> INFORMATION PROVIDED:
□ □ □ □ □ □ □

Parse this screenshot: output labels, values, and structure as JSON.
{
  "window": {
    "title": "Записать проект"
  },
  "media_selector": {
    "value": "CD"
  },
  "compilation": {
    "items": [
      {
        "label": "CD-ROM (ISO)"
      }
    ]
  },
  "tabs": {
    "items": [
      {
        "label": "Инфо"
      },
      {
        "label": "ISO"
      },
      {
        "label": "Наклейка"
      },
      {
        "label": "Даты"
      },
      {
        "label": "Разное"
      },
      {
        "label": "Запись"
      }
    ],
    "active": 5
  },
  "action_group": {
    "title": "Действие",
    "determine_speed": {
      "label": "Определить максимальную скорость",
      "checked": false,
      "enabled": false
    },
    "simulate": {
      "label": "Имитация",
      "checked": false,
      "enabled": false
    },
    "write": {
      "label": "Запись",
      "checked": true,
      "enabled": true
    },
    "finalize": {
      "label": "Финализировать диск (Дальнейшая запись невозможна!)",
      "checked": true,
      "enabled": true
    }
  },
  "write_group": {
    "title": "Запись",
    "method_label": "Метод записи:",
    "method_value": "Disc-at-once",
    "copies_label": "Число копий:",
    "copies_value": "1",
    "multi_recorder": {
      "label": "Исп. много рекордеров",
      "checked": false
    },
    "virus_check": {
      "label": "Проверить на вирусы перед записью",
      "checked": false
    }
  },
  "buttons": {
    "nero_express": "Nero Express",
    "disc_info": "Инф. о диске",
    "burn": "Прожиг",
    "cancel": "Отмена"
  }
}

□ □ □ □ □ □ □

> TRY IT: The records above are to be duplicated exactly, every one of them.

> WRITTEN ANSWER:
Parse this screenshot: output labels, values, and structure as JSON.
{
  "window": {
    "title": "Записать проект"
  },
  "media_selector": {
    "value": "CD"
  },
  "compilation": {
    "items": [
      {
        "label": "CD-ROM (ISO)"
      }
    ]
  },
  "tabs": {
    "items": [
      {
        "label": "Инфо"
      },
      {
        "label": "ISO"
      },
      {
        "label": "Наклейка"
      },
      {
        "label": "Даты"
      },
      {
        "label": "Разное"
      },
      {
        "label": "Запись"
      }
    ],
    "active": 5
  },
  "action_group": {
    "title": "Действие",
    "determine_speed": {
      "label": "Определить максимальную скорость",
      "checked": false,
      "enabled": false
    },
    "simulate": {
      "label": "Имитация",
      "checked": false,
      "enabled": false
    },
    "write": {
      "label": "Запись",
      "checked": true,
      "enabled": true
    },
    "finalize": {
      "label": "Финализировать диск (Дальнейшая запись невозможна!)",
      "checked": true,
      "enabled": true
    }
  },
  "write_group": {
    "title": "Запись",
    "method_label": "Метод записи:",
    "method_value": "Disc-at-once",
    "copies_label": "Число копий:",
    "copies_value": "1",
    "multi_recorder": {
      "label": "Исп. много рекордеров",
      "checked": false
    },
    "virus_check": {
      "label": "Проверить на вирусы перед записью",
      "checked": false
    }
  },
  "buttons": {
    "nero_express": "Nero Express",
    "disc_info": "Инф. о диске",
    "burn": "Прожиг",
    "cancel": "Отмена"
  }
}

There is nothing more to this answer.